> _TASK DESCRIPTION_: Identify and copy all lines of the material where the string "roolit" is found.

* BEGIN INPUT MATERIAL *

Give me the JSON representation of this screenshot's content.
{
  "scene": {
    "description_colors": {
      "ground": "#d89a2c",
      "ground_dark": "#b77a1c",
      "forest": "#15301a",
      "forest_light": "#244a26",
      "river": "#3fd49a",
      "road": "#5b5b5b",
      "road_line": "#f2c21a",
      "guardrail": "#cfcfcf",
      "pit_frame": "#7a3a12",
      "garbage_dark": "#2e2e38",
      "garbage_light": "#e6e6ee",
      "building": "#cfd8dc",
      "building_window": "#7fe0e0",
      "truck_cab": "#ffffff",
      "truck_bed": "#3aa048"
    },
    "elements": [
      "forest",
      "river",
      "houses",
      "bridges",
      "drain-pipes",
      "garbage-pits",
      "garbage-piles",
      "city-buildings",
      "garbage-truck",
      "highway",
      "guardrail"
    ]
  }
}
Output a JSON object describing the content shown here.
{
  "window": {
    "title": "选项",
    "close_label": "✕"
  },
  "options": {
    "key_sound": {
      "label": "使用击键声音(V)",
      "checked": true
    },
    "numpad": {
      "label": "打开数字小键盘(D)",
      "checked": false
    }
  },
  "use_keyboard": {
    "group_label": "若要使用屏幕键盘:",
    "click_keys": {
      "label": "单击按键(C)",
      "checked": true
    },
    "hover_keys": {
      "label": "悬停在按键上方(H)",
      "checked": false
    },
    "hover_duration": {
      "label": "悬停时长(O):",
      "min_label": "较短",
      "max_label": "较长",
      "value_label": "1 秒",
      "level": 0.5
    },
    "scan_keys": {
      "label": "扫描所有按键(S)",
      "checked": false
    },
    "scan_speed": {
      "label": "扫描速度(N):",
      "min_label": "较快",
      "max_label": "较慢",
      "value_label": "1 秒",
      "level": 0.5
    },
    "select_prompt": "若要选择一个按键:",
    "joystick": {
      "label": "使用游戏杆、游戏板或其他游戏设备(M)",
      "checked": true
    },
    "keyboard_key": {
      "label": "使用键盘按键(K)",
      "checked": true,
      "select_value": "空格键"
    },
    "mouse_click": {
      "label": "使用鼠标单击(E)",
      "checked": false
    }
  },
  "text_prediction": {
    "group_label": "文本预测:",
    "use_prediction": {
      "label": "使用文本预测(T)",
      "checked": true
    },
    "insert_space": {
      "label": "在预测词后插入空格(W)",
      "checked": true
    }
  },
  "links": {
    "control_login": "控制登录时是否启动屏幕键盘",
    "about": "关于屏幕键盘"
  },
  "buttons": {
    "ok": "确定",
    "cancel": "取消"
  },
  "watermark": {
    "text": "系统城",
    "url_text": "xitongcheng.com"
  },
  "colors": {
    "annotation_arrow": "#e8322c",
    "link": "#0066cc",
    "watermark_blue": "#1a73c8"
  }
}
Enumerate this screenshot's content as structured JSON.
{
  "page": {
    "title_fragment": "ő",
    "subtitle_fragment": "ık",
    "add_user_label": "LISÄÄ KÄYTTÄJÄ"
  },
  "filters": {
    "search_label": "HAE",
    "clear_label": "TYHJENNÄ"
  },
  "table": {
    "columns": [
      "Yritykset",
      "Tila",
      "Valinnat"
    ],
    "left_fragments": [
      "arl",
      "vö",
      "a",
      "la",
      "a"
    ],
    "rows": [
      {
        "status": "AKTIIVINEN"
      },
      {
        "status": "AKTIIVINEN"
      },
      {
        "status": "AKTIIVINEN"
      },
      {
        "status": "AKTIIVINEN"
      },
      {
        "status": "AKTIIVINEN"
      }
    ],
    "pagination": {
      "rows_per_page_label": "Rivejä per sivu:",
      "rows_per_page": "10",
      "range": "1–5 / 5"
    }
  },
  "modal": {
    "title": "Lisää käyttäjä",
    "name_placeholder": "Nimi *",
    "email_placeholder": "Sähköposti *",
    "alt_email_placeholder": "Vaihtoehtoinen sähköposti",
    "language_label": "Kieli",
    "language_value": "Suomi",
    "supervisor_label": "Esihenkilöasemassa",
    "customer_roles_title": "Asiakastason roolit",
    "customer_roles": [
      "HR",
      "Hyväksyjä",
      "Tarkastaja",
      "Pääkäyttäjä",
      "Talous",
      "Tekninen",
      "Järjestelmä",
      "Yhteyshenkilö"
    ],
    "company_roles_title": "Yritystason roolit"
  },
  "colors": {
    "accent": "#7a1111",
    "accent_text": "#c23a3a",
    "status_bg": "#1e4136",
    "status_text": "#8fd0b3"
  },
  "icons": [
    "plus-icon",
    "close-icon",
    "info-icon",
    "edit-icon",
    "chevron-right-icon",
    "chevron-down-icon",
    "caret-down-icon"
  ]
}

* END INPUT MATERIAL *

> _RESULT OF THE TASK_:
    "customer_roles_title": "Asiakastason roolit",
    "company_roles_title": "Yritystason roolit"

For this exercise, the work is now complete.